--- START DATA ROWS ---

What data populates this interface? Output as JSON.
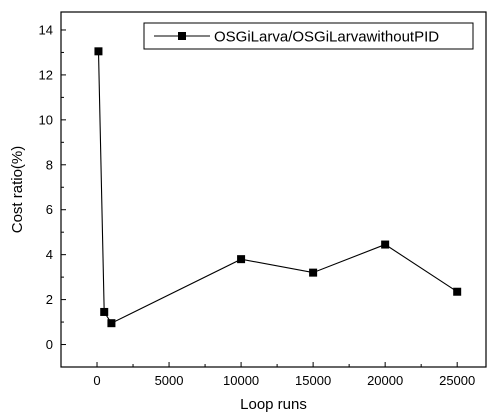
{
  "chart_data": {
    "type": "line",
    "title": "",
    "xlabel": "Loop runs",
    "ylabel": "Cost ratio(%)",
    "xlim": [
      -2500,
      27000
    ],
    "ylim": [
      -1.0,
      14.8
    ],
    "xticks": [
      0,
      5000,
      10000,
      15000,
      20000,
      25000
    ],
    "yticks": [
      0,
      2,
      4,
      6,
      8,
      10,
      12,
      14
    ],
    "grid": false,
    "legend": "top-right",
    "series": [
      {
        "name": "OSGiLarva/OSGiLarvawithoutPID",
        "marker": "square",
        "color": "#000000",
        "x": [
          100,
          500,
          1000,
          10000,
          15000,
          20000,
          25000
        ],
        "y": [
          13.05,
          1.45,
          0.95,
          3.8,
          3.2,
          4.45,
          2.35
        ]
      }
    ]
  }
}
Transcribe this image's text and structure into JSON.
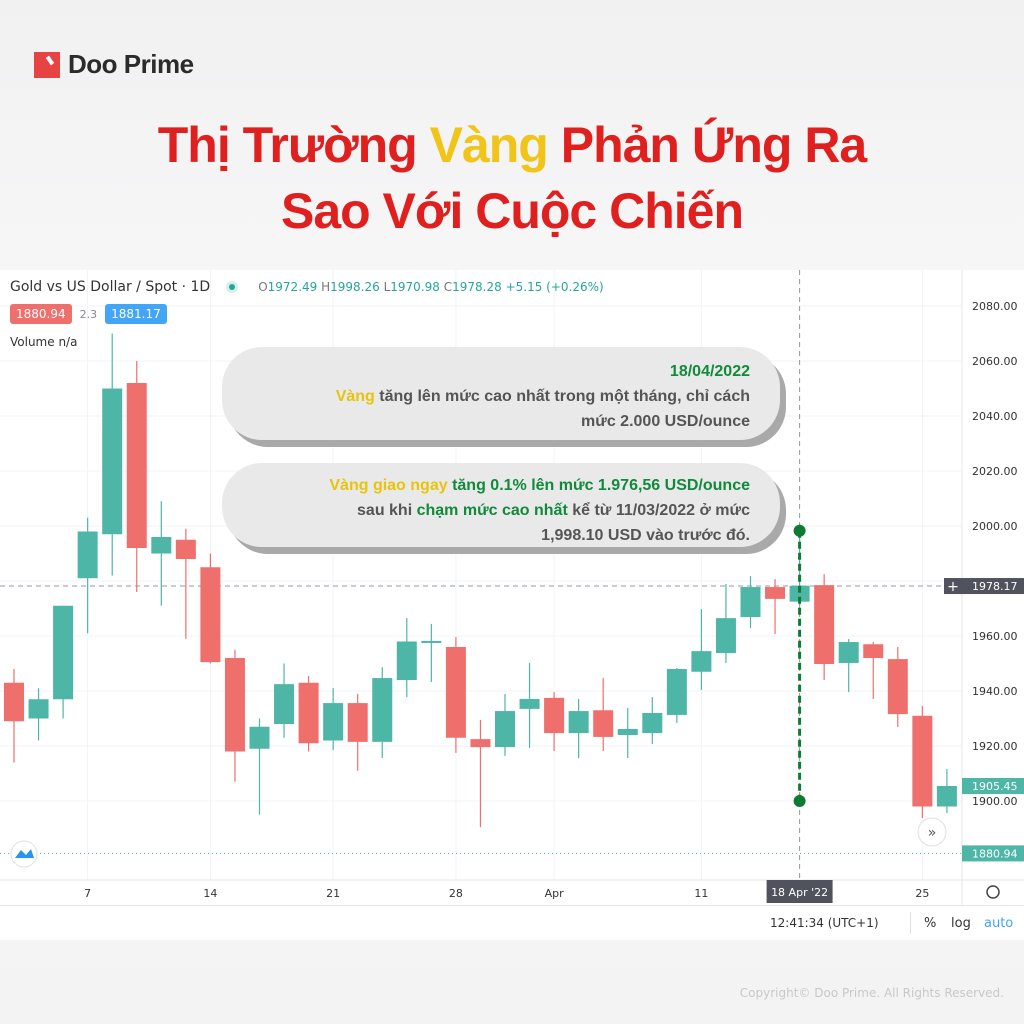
{
  "brand": {
    "name": "Doo Prime",
    "accent": "#e84343"
  },
  "title": {
    "line1_a": "Thị Trường ",
    "line1_gold": "Vàng",
    "line1_b": " Phản Ứng Ra",
    "line2": "Sao Với Cuộc Chiến"
  },
  "legend": {
    "symbol": "Gold vs US Dollar / Spot · 1D",
    "o_label": "O",
    "o": "1972.49",
    "h_label": "H",
    "h": "1998.26",
    "l_label": "L",
    "l": "1970.98",
    "c_label": "C",
    "c": "1978.28",
    "change": "+5.15 (+0.26%)",
    "bid": "1880.94",
    "spread": "2.3",
    "ask": "1881.17",
    "volume": "Volume  n/a"
  },
  "callout1": {
    "date": "18/04/2022",
    "gold": "Vàng",
    "text": " tăng lên mức cao nhất trong một tháng, chỉ cách",
    "line3": "mức 2.000 USD/ounce"
  },
  "callout2": {
    "gold": "Vàng giao ngay",
    "green1": " tăng 0.1% lên mức 1.976,56 USD/ounce",
    "l2a": "sau khi ",
    "green2": "chạm mức cao nhất",
    "l2b": " kể từ 11/03/2022 ở mức",
    "line3": "1,998.10 USD vào trước đó."
  },
  "bottom": {
    "time": "12:41:34 (UTC+1)",
    "percent": "%",
    "log": "log",
    "auto": "auto"
  },
  "footer": "Copyright© Doo Prime. All Rights Reserved.",
  "chart_data": {
    "type": "candlestick",
    "colors": {
      "up": "#4db6a6",
      "down": "#ef6f6c",
      "highlight": "#0f7a33"
    },
    "ylim": [
      1880,
      2090
    ],
    "y_ticks": [
      2080,
      2060,
      2040,
      2020,
      2000,
      1980,
      1960,
      1940,
      1920,
      1900
    ],
    "x_ticks": [
      {
        "i": 3,
        "label": "7"
      },
      {
        "i": 8,
        "label": "14"
      },
      {
        "i": 13,
        "label": "21"
      },
      {
        "i": 18,
        "label": "28"
      },
      {
        "i": 22,
        "label": "Apr"
      },
      {
        "i": 28,
        "label": "11"
      },
      {
        "i": 37,
        "label": "25"
      }
    ],
    "crosshair": {
      "i": 32,
      "date_label": "18 Apr '22",
      "price_label": "1978.17",
      "price": 1978.17
    },
    "last_price": {
      "label": "1905.45",
      "price": 1905.45
    },
    "bid_line": {
      "label": "1880.94",
      "price": 1880.94
    },
    "highlight_range": [
      1998.26,
      1900
    ],
    "dates": [
      "Mar 2",
      "Mar 3",
      "Mar 4",
      "Mar 7",
      "Mar 8",
      "Mar 9",
      "Mar 10",
      "Mar 11",
      "Mar 14",
      "Mar 15",
      "Mar 16",
      "Mar 17",
      "Mar 18",
      "Mar 21",
      "Mar 22",
      "Mar 23",
      "Mar 24",
      "Mar 25",
      "Mar 28",
      "Mar 29",
      "Mar 30",
      "Mar 31",
      "Apr 1",
      "Apr 4",
      "Apr 5",
      "Apr 6",
      "Apr 7",
      "Apr 8",
      "Apr 11",
      "Apr 12",
      "Apr 13",
      "Apr 14",
      "Apr 18",
      "Apr 19",
      "Apr 20",
      "Apr 21",
      "Apr 22",
      "Apr 25",
      "Apr 26"
    ],
    "ohlc": [
      [
        1943,
        1948,
        1914,
        1929
      ],
      [
        1930,
        1941,
        1922,
        1937
      ],
      [
        1937,
        1971,
        1930,
        1971
      ],
      [
        1981,
        2003,
        1961,
        1998
      ],
      [
        1997,
        2070,
        1982,
        2050
      ],
      [
        2052,
        2060,
        1976,
        1992
      ],
      [
        1990,
        2009,
        1971,
        1996
      ],
      [
        1995,
        1999,
        1959,
        1988
      ],
      [
        1985,
        1990,
        1950,
        1950.5
      ],
      [
        1952,
        1955,
        1907,
        1918
      ],
      [
        1919,
        1930,
        1895,
        1927
      ],
      [
        1928,
        1950,
        1923,
        1942.5
      ],
      [
        1943,
        1945.5,
        1918,
        1921
      ],
      [
        1922,
        1941,
        1918.5,
        1935.6
      ],
      [
        1935.6,
        1939,
        1911,
        1921.5
      ],
      [
        1921.5,
        1948.7,
        1915.6,
        1944.7
      ],
      [
        1944,
        1966.5,
        1937.8,
        1958
      ],
      [
        1957.6,
        1964.4,
        1943.3,
        1958.2
      ],
      [
        1956,
        1959.6,
        1917.5,
        1923
      ],
      [
        1922.5,
        1929.5,
        1890.5,
        1919.6
      ],
      [
        1919.6,
        1938.9,
        1916.4,
        1932.7
      ],
      [
        1933.5,
        1950.2,
        1919.3,
        1937.1
      ],
      [
        1937.5,
        1939.6,
        1918.2,
        1924.7
      ],
      [
        1924.7,
        1937.1,
        1915.6,
        1932.7
      ],
      [
        1933,
        1944.7,
        1918.2,
        1923.3
      ],
      [
        1924,
        1933.8,
        1915.6,
        1926.2
      ],
      [
        1924.7,
        1937.8,
        1920.7,
        1932
      ],
      [
        1931.3,
        1948.4,
        1928.4,
        1948
      ],
      [
        1947,
        1969.8,
        1940.4,
        1954.5
      ],
      [
        1953.8,
        1978.9,
        1950.2,
        1966.5
      ],
      [
        1966.9,
        1981.8,
        1962.9,
        1977.8
      ],
      [
        1977.8,
        1980.7,
        1960.7,
        1973.5
      ],
      [
        1972.49,
        1998.26,
        1970.98,
        1978.28
      ],
      [
        1978.5,
        1982.5,
        1944,
        1949.8
      ],
      [
        1950.2,
        1958.9,
        1939.6,
        1957.8
      ],
      [
        1957,
        1957.8,
        1937.1,
        1952
      ],
      [
        1951.6,
        1956,
        1926.9,
        1931.6
      ],
      [
        1931,
        1934.5,
        1893.8,
        1898
      ],
      [
        1898,
        1911.6,
        1895.6,
        1905.45
      ]
    ]
  }
}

--- END DATA ROWS ---

| WRITTEN PROBLEM |
Which lines include the word "text"? List them all.

| OUTPUT OF THE TASK |
Transcribe this image's text and structure into JSON.
    "text": " tăng lên mức cao nhất trong một tháng, chỉ cách",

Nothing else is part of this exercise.